**ENTRIES SHOWN:**
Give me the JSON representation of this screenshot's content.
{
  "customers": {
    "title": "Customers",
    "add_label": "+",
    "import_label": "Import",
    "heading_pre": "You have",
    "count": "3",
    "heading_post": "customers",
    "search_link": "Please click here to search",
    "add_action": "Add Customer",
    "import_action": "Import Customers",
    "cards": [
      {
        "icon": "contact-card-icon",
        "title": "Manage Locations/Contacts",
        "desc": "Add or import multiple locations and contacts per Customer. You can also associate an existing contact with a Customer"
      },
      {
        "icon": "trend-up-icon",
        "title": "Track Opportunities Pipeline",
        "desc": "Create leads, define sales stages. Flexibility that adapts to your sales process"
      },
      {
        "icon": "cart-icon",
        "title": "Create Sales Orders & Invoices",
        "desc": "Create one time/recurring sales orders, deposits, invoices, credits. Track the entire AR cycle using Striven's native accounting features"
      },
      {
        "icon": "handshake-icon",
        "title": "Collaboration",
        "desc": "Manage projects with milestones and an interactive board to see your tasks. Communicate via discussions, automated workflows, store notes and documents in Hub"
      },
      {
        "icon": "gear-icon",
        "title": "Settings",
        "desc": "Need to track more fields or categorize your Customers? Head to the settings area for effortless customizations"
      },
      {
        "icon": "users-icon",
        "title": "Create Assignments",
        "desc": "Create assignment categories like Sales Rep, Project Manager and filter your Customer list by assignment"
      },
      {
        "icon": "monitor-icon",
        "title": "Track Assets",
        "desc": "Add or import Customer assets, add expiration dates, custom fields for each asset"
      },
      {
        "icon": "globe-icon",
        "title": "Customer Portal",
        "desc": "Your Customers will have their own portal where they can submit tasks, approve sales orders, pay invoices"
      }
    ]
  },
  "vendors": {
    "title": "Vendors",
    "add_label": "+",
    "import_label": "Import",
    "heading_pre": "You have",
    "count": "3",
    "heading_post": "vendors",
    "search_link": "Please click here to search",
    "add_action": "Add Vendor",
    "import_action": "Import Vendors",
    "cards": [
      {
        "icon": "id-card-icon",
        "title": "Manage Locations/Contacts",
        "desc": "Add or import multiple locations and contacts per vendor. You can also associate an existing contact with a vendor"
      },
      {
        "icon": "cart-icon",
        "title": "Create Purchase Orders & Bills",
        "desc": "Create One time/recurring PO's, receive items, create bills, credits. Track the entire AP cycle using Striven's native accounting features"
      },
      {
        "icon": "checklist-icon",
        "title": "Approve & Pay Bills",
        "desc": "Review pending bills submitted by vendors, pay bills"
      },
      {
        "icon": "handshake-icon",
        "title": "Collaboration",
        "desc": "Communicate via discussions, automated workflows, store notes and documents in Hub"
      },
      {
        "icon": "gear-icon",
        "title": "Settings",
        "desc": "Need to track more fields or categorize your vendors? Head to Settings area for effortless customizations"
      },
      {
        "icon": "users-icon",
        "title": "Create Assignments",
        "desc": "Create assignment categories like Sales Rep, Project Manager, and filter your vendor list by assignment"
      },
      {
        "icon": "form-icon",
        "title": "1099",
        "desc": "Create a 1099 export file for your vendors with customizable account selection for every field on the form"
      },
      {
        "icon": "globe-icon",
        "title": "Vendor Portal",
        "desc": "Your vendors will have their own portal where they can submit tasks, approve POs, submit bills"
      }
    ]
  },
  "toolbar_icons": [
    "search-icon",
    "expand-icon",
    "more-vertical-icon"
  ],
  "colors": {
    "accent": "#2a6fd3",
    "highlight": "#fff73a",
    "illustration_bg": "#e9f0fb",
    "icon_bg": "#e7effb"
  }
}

**TASK PROMPT:** Copy out all of the lines above exactly.

**TASK OUTPUT:**
Give me the JSON representation of this screenshot's content.
{
  "customers": {
    "title": "Customers",
    "add_label": "+",
    "import_label": "Import",
    "heading_pre": "You have",
    "count": "3",
    "heading_post": "customers",
    "search_link": "Please click here to search",
    "add_action": "Add Customer",
    "import_action": "Import Customers",
    "cards": [
      {
        "icon": "contact-card-icon",
        "title": "Manage Locations/Contacts",
        "desc": "Add or import multiple locations and contacts per Customer. You can also associate an existing contact with a Customer"
      },
      {
        "icon": "trend-up-icon",
        "title": "Track Opportunities Pipeline",
        "desc": "Create leads, define sales stages. Flexibility that adapts to your sales process"
      },
      {
        "icon": "cart-icon",
        "title": "Create Sales Orders & Invoices",
        "desc": "Create one time/recurring sales orders, deposits, invoices, credits. Track the entire AR cycle using Striven's native accounting features"
      },
      {
        "icon": "handshake-icon",
        "title": "Collaboration",
        "desc": "Manage projects with milestones and an interactive board to see your tasks. Communicate via discussions, automated workflows, store notes and documents in Hub"
      },
      {
        "icon": "gear-icon",
        "title": "Settings",
        "desc": "Need to track more fields or categorize your Customers? Head to the settings area for effortless customizations"
      },
      {
        "icon": "users-icon",
        "title": "Create Assignments",
        "desc": "Create assignment categories like Sales Rep, Project Manager and filter your Customer list by assignment"
      },
      {
        "icon": "monitor-icon",
        "title": "Track Assets",
        "desc": "Add or import Customer assets, add expiration dates, custom fields for each asset"
      },
      {
        "icon": "globe-icon",
        "title": "Customer Portal",
        "desc": "Your Customers will have their own portal where they can submit tasks, approve sales orders, pay invoices"
      }
    ]
  },
  "vendors": {
    "title": "Vendors",
    "add_label": "+",
    "import_label": "Import",
    "heading_pre": "You have",
    "count": "3",
    "heading_post": "vendors",
    "search_link": "Please click here to search",
    "add_action": "Add Vendor",
    "import_action": "Import Vendors",
    "cards": [
      {
        "icon": "id-card-icon",
        "title": "Manage Locations/Contacts",
        "desc": "Add or import multiple locations and contacts per vendor. You can also associate an existing contact with a vendor"
      },
      {
        "icon": "cart-icon",
        "title": "Create Purchase Orders & Bills",
        "desc": "Create One time/recurring PO's, receive items, create bills, credits. Track the entire AP cycle using Striven's native accounting features"
      },
      {
        "icon": "checklist-icon",
        "title": "Approve & Pay Bills",
        "desc": "Review pending bills submitted by vendors, pay bills"
      },
      {
        "icon": "handshake-icon",
        "title": "Collaboration",
        "desc": "Communicate via discussions, automated workflows, store notes and documents in Hub"
      },
      {
        "icon": "gear-icon",
        "title": "Settings",
        "desc": "Need to track more fields or categorize your vendors? Head to Settings area for effortless customizations"
      },
      {
        "icon": "users-icon",
        "title": "Create Assignments",
        "desc": "Create assignment categories like Sales Rep, Project Manager, and filter your vendor list by assignment"
      },
      {
        "icon": "form-icon",
        "title": "1099",
        "desc": "Create a 1099 export file for your vendors with customizable account selection for every field on the form"
      },
      {
        "icon": "globe-icon",
        "title": "Vendor Portal",
        "desc": "Your vendors will have their own portal where they can submit tasks, approve POs, submit bills"
      }
    ]
  },
  "toolbar_icons": [
    "search-icon",
    "expand-icon",
    "more-vertical-icon"
  ],
  "colors": {
    "accent": "#2a6fd3",
    "highlight": "#fff73a",
    "illustration_bg": "#e9f0fb",
    "icon_bg": "#e7effb"
  }
}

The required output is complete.